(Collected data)
════
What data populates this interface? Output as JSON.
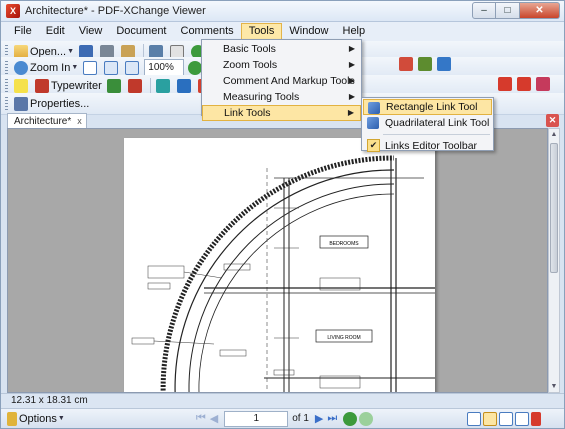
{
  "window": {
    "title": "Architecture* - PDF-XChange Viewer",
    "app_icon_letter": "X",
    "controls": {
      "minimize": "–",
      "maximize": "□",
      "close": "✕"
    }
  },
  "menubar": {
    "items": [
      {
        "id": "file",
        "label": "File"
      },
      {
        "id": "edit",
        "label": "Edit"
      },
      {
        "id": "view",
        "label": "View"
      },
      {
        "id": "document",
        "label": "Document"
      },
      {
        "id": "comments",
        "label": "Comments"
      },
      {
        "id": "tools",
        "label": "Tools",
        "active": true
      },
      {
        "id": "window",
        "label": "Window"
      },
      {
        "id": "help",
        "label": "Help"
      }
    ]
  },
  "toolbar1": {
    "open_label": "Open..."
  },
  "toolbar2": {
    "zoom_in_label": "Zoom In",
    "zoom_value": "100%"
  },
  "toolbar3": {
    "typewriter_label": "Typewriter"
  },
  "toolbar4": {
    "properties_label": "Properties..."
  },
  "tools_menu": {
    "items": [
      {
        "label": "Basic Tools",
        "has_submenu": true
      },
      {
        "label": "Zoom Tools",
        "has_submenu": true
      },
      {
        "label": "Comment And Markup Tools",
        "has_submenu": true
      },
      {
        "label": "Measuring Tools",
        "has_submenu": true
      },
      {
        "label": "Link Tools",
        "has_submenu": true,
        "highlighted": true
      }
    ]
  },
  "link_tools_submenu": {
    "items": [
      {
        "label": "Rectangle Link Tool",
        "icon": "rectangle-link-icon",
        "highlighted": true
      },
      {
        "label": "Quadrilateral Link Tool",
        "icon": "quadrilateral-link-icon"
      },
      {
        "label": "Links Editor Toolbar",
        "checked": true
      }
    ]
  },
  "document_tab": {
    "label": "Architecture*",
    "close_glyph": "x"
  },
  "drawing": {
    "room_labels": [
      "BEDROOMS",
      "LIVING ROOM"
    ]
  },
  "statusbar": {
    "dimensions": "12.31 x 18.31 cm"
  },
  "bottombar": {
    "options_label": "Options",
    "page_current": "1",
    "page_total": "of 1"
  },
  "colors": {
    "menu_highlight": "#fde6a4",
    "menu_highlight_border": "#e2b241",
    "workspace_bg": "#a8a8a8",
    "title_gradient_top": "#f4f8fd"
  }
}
════
Repeat the preceding records precisely, and leave every picture out of the copy.

What data populates this interface? Output as JSON.
{
  "window": {
    "title": "Architecture* - PDF-XChange Viewer",
    "app_icon_letter": "X",
    "controls": {
      "minimize": "–",
      "maximize": "□",
      "close": "✕"
    }
  },
  "menubar": {
    "items": [
      {
        "id": "file",
        "label": "File"
      },
      {
        "id": "edit",
        "label": "Edit"
      },
      {
        "id": "view",
        "label": "View"
      },
      {
        "id": "document",
        "label": "Document"
      },
      {
        "id": "comments",
        "label": "Comments"
      },
      {
        "id": "tools",
        "label": "Tools",
        "active": true
      },
      {
        "id": "window",
        "label": "Window"
      },
      {
        "id": "help",
        "label": "Help"
      }
    ]
  },
  "toolbar1": {
    "open_label": "Open..."
  },
  "toolbar2": {
    "zoom_in_label": "Zoom In",
    "zoom_value": "100%"
  },
  "toolbar3": {
    "typewriter_label": "Typewriter"
  },
  "toolbar4": {
    "properties_label": "Properties..."
  },
  "tools_menu": {
    "items": [
      {
        "label": "Basic Tools",
        "has_submenu": true
      },
      {
        "label": "Zoom Tools",
        "has_submenu": true
      },
      {
        "label": "Comment And Markup Tools",
        "has_submenu": true
      },
      {
        "label": "Measuring Tools",
        "has_submenu": true
      },
      {
        "label": "Link Tools",
        "has_submenu": true,
        "highlighted": true
      }
    ]
  },
  "link_tools_submenu": {
    "items": [
      {
        "label": "Rectangle Link Tool",
        "icon": "rectangle-link-icon",
        "highlighted": true
      },
      {
        "label": "Quadrilateral Link Tool",
        "icon": "quadrilateral-link-icon"
      },
      {
        "label": "Links Editor Toolbar",
        "checked": true
      }
    ]
  },
  "document_tab": {
    "label": "Architecture*",
    "close_glyph": "x"
  },
  "drawing": {
    "room_labels": [
      "BEDROOMS",
      "LIVING ROOM"
    ]
  },
  "statusbar": {
    "dimensions": "12.31 x 18.31 cm"
  },
  "bottombar": {
    "options_label": "Options",
    "page_current": "1",
    "page_total": "of 1"
  },
  "colors": {
    "menu_highlight": "#fde6a4",
    "menu_highlight_border": "#e2b241",
    "workspace_bg": "#a8a8a8",
    "title_gradient_top": "#f4f8fd"
  }
}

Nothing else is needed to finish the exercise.